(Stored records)
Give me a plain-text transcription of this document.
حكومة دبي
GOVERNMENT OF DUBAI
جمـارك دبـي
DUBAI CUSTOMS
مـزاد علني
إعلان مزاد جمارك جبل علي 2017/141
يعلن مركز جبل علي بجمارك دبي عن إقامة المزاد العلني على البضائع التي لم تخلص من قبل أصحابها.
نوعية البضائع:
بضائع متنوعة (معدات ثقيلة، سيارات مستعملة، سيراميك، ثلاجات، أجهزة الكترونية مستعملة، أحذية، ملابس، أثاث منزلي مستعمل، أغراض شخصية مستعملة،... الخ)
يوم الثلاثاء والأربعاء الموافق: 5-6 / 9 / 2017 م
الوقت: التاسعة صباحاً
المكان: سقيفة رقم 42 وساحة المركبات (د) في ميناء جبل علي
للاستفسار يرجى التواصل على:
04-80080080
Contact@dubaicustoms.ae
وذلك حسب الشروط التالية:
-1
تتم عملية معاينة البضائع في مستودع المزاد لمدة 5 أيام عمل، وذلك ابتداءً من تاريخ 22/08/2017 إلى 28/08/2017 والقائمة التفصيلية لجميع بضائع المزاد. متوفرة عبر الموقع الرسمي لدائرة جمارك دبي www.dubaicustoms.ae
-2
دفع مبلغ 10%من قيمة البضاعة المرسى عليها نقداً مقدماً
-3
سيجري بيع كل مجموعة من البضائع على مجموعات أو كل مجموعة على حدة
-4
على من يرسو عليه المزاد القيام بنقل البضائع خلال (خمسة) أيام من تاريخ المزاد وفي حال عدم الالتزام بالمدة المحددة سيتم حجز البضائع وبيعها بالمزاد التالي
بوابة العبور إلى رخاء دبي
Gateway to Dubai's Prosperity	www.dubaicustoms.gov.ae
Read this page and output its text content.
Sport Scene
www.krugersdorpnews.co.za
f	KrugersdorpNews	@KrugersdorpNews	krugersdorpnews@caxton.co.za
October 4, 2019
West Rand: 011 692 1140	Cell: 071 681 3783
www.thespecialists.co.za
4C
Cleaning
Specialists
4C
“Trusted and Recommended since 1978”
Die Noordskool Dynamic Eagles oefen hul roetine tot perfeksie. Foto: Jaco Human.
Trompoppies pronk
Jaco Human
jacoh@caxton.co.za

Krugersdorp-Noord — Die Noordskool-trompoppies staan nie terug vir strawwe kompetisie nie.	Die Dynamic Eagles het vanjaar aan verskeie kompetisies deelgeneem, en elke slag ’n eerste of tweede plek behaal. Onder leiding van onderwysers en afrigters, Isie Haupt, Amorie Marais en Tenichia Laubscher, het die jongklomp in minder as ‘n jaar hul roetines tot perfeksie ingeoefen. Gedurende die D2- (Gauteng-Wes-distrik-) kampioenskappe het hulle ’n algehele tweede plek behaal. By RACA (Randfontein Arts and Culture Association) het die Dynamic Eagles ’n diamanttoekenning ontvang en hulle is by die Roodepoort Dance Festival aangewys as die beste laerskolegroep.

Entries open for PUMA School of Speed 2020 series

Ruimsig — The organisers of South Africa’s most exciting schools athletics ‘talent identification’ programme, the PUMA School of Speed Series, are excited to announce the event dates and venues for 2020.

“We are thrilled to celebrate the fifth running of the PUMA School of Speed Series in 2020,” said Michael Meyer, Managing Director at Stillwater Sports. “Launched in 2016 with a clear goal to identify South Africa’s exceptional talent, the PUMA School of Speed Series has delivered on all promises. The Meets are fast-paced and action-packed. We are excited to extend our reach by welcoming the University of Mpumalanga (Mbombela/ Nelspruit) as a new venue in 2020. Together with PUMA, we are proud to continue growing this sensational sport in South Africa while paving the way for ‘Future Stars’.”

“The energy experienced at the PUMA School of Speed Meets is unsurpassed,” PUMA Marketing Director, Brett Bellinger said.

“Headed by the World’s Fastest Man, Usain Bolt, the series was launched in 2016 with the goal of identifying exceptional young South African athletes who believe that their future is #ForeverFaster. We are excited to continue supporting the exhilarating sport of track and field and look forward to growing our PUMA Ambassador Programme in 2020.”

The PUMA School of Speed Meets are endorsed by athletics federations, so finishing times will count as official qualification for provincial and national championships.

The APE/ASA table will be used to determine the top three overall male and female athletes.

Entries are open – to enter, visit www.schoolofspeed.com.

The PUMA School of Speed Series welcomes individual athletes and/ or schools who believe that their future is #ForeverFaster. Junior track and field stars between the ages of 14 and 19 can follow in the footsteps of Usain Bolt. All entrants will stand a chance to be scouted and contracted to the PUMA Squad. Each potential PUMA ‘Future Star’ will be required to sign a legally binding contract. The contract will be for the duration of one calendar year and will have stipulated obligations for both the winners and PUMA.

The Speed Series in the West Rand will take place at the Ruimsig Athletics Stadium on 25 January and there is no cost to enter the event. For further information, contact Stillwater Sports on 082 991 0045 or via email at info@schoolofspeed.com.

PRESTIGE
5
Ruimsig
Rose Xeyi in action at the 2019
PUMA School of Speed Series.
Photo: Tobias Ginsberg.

TASK DESCRIPTION.
Review the preceding data and report every line that includes the string "أيام".

EXERCISE OUTPUT.
تتم عملية معاينة البضائع في مستودع المزاد لمدة 5 أيام عمل، وذلك ابتداءً من تاريخ 22/08/2017 إلى 28/08/2017 والقائمة التفصيلية لجميع بضائع المزاد. متوفرة عبر الموقع الرسمي لدائرة جمارك دبي www.dubaicustoms.ae
على من يرسو عليه المزاد القيام بنقل البضائع خلال (خمسة) أيام من تاريخ المزاد وفي حال عدم الالتزام بالمدة المحددة سيتم حجز البضائع وبيعها بالمزاد التالي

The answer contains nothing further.